You are to retype all of the data exactly as it appears.
########################################
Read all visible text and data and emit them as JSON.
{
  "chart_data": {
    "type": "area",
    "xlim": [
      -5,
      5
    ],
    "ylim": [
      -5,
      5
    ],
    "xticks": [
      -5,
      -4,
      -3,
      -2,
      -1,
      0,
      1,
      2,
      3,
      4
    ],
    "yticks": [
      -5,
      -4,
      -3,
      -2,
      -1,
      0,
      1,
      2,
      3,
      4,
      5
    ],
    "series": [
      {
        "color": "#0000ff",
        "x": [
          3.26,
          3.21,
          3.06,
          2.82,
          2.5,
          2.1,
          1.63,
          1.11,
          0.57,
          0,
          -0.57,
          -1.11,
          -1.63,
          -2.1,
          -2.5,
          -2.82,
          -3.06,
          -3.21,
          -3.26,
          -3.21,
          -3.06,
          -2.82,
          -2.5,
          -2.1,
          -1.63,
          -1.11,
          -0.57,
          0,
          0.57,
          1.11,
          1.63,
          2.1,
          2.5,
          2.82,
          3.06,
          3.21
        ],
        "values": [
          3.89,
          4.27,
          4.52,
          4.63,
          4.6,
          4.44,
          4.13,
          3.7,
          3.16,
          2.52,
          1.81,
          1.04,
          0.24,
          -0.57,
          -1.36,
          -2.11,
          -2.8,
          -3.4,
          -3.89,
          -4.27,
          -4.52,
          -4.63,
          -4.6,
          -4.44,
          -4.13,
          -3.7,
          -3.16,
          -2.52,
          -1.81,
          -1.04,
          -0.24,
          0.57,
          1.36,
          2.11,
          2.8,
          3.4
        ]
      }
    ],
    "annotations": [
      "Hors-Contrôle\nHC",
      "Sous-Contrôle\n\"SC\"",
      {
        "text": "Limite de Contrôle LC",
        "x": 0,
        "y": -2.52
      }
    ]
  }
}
########################################
#### Exercise result
Read all visible text and data and emit them as JSON.
{
  "chart_data": {
    "type": "area",
    "xlim": [
      -5,
      5
    ],
    "ylim": [
      -5,
      5
    ],
    "xticks": [
      -5,
      -4,
      -3,
      -2,
      -1,
      0,
      1,
      2,
      3,
      4
    ],
    "yticks": [
      -5,
      -4,
      -3,
      -2,
      -1,
      0,
      1,
      2,
      3,
      4,
      5
    ],
    "series": [
      {
        "color": "#0000ff",
        "x": [
          3.26,
          3.21,
          3.06,
          2.82,
          2.5,
          2.1,
          1.63,
          1.11,
          0.57,
          0,
          -0.57,
          -1.11,
          -1.63,
          -2.1,
          -2.5,
          -2.82,
          -3.06,
          -3.21,
          -3.26,
          -3.21,
          -3.06,
          -2.82,
          -2.5,
          -2.1,
          -1.63,
          -1.11,
          -0.57,
          0,
          0.57,
          1.11,
          1.63,
          2.1,
          2.5,
          2.82,
          3.06,
          3.21
        ],
        "values": [
          3.89,
          4.27,
          4.52,
          4.63,
          4.6,
          4.44,
          4.13,
          3.7,
          3.16,
          2.52,
          1.81,
          1.04,
          0.24,
          -0.57,
          -1.36,
          -2.11,
          -2.8,
          -3.4,
          -3.89,
          -4.27,
          -4.52,
          -4.63,
          -4.6,
          -4.44,
          -4.13,
          -3.7,
          -3.16,
          -2.52,
          -1.81,
          -1.04,
          -0.24,
          0.57,
          1.36,
          2.11,
          2.8,
          3.4
        ]
      }
    ],
    "annotations": [
      "Hors-Contrôle\nHC",
      "Sous-Contrôle\n\"SC\"",
      {
        "text": "Limite de Contrôle LC",
        "x": 0,
        "y": -2.52
      }
    ]
  }
}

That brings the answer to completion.